Goal —
In the listing below, identify each line with the word "color" and return those lines.

Exercise input —
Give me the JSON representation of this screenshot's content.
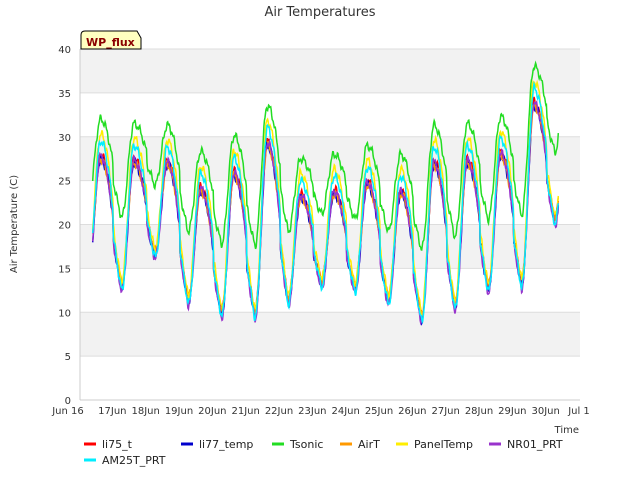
{
  "chart_data": {
    "type": "line",
    "title": "Air Temperatures",
    "xlabel": "Time",
    "ylabel": "Air Temperature (C)",
    "ylim": [
      0,
      40
    ],
    "yticks": [
      0,
      5,
      10,
      15,
      20,
      25,
      30,
      35,
      40
    ],
    "xlim": [
      "Jun 16",
      "Jul 1"
    ],
    "xticks": [
      "Jun 16",
      "Jun 17",
      "Jun 18",
      "Jun 19",
      "Jun 20",
      "Jun 21",
      "Jun 22",
      "Jun 23",
      "Jun 24",
      "Jun 25",
      "Jun 26",
      "Jun 27",
      "Jun 28",
      "Jun 29",
      "Jun 30",
      "Jul 1"
    ],
    "xtick_labels": [
      "Jun 16",
      "17Jun",
      "18Jun",
      "19Jun",
      "20Jun",
      "21Jun",
      "22Jun",
      "23Jun",
      "24Jun",
      "25Jun",
      "26Jun",
      "27Jun",
      "28Jun",
      "29Jun",
      "30Jun",
      "Jul 1"
    ],
    "annotation": "WP_flux",
    "background": "alternating grey bands",
    "legend_position": "bottom",
    "day_labels": [
      "Jun 16",
      "Jun 17",
      "Jun 18",
      "Jun 19",
      "Jun 20",
      "Jun 21",
      "Jun 22",
      "Jun 23",
      "Jun 24",
      "Jun 25",
      "Jun 26",
      "Jun 27",
      "Jun 28",
      "Jun 29",
      "Jun 30"
    ],
    "daily_min": [
      14.8,
      12.8,
      16.5,
      11.2,
      9.8,
      9.6,
      11.2,
      13.2,
      12.6,
      11.2,
      9.2,
      10.6,
      12.6,
      13.1,
      20.3
    ],
    "daily_max": [
      27.5,
      27.0,
      26.8,
      23.8,
      25.6,
      29.0,
      23.0,
      23.5,
      24.5,
      23.5,
      26.8,
      27.0,
      27.8,
      33.5,
      null
    ],
    "series": [
      {
        "name": "li75_t",
        "color": "#ff0000",
        "max_offset": 0.5,
        "min_offset": 0.3
      },
      {
        "name": "li77_temp",
        "color": "#0000cc",
        "max_offset": 0.0,
        "min_offset": 0.0
      },
      {
        "name": "Tsonic",
        "color": "#22dd22",
        "max_offset": 4.5,
        "min_offset": 8.0
      },
      {
        "name": "AirT",
        "color": "#ff9900",
        "max_offset": 0.0,
        "min_offset": 0.5
      },
      {
        "name": "PanelTemp",
        "color": "#ffee00",
        "max_offset": 2.8,
        "min_offset": 0.6
      },
      {
        "name": "NR01_PRT",
        "color": "#9933cc",
        "max_offset": 0.3,
        "min_offset": -0.4
      },
      {
        "name": "AM25T_PRT",
        "color": "#00eeff",
        "max_offset": 2.0,
        "min_offset": -0.3
      }
    ]
  }
}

Task output —
        "color": "#ff0000",
        "color": "#0000cc",
        "color": "#22dd22",
        "color": "#ff9900",
        "color": "#ffee00",
        "color": "#9933cc",
        "color": "#00eeff",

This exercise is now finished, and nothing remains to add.